Fragmento de página:
※

Y volviendo al tema de los encoders magnéticos, visto lo visto, de momento seguiré con mis pic encoders porque me sale más económico que los chips. Habrá que esperar un poco hasta que se normalice este tema. Por otra parte los encoders con sensores Hall digitales u ópticos tienen sus ventajas frente a los que ya está todo integrado, pero cada caso es particular, y en el mío, de momento, lo veo así. Eso sí, los chips de los que hablamos, en plan servomotor, tratarlo como si fueran servos RC tipo Futaba, le da mil vueltas a estos mismos servos. Los servos RC carecen de resolución y una misma posición está un poco más aquí o un poco más allí... Usando uno de esos chips y con una PIC tenemos posición exacta.

Saludos.


----------



## golumx (Feb 15, 2011)

Yo pedia a austriamicrosystems unos samples de encoder rotatorio con una resolucion de 10 bit, con salida PWM, me enviaron tres con sus correpondientes imanes en 48h, el chip en cuestion no ocupa mas de 1cm2 y funciona perfectamente, pasate por la pagina y mira a ver que es lo que mejor se ajusta a tus necesidades, tienen varios modelos, tanto lineales como rotativos.


----------



## Oceano (Feb 16, 2011)

RLS tb tarda dos días hábiles por UPS, pero comento más tiempo por que no siempre se cumple, por ejemplo si lo pides un miércoles por la tarde, lo más seguro es que lo recibas el lunes. Sábados, domingos y festivos no son días hábiles.

Puse el modelo más básicos, pero puedes escoger otro modelo de la empresa RLS.

Yo encuentro, y es sólo una opinión, que RLS tiene alguna ventaja sobre AustriaMicroSystem en que además de las posibilidades que comentas para conectar a un PIC, todos los modelos tienen salida directa en paralelo. En AustriaMicrosystem esto no lo he visto.
De todas formas, y como decía en mi post anterior, cuando miras internet toda la publicidad y mejor distribución la tiene el modelo de AustriaMicrosystem, siendo mucho más sencillo de adquirir.

Yo sólo espero que este tipo de chips encoders, sea de la empresa que sea, pueda ser más sencillo y económico. De momento no es sencillo ni económico su adquisición.


----------



## DSP (Feb 16, 2011)

※

Consigna A:
Reescribe en forma de lista breve el párrafo del fragmento sobre encoders magnéticos que comienza con «Yo pedia a austriamicrosystems», conservando sus datos principales.
Consigna B:
Prosigue el fragmento sobre encoders magnéticos a partir de su última línea.
El material no guarda relación con el fragmento sobre encoders magnéticos.

Datos proporcionados:
※

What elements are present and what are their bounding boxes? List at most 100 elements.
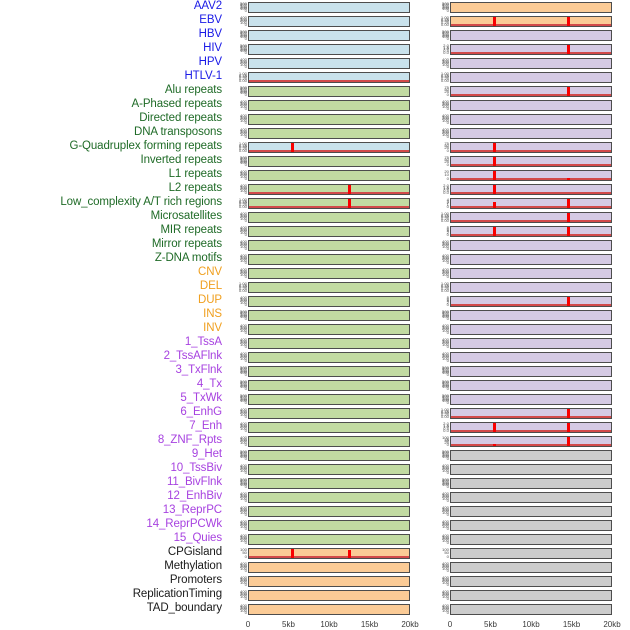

※

Resultado final A:
- Se pidieron a austriamicrosystems muestras de un encoder rotatorio de 10 bits con salida PWM.
- Llegaron tres unidades, con sus imanes, en 48 horas.
- El chip ocupa como máximo 1 cm² y funciona perfectamente.
- Se recomienda visitar la página del fabricante para elegir el modelo más adecuado.
- Hay varios modelos, tanto lineales como rotativos.

Resultado final B:
Les comento que adquirí 10 sensores AS5045 en newark en 10.88 dolares (mas gastos de envio, iva, etc.). Son de 12 bits y resultaron muy buenos, el problema que tuve ahora es que no consegui los imanes de orientacion radial.

Y bueno pues, soldarlos y hacer una placa con las pistas tan delgaditas tampoco me fue tan sencillo.

Pero al final lo probé con un iman de orientacion axial "atravesado" y funciono bien. Pude ver en el osciloscopio su salida PWM. Pero temo que no usar el iman correcto sea equivalente a desperdiciar la gran resolucion que tienen. Es cuestion de retomar el proyecto y hacer varias pruebas para ver que tan exacto es.

Saludos


----------



## pou (Jul 30, 2011)

hola a todos, me llaman dudaman, y voy a hacer honor a mi nombre pa no variar...

bueno, el caso es que queria manejar un motor brushless, y habia pensado en los encoder incrementales, que tienen el problema del alineamiento inicial para conocer su posicion exacta y sincronizar el PWM que se le meta. Y entonces pregunto si se podria con este cacharro:
"www.rls.si/document/AM512BD01.pdf" 
ponerlo en modo absoluto (segun datasheet, con la patilla 42 PS) leer la posicion con el micro, luego pasarlo a modo incremental, y ya arrancar el motor estando sincronizado... 

Asi te quitas los sensores hall que harian falta para alinear al inicio un motor.

Bueno os parece viable o e dicho una tonteria?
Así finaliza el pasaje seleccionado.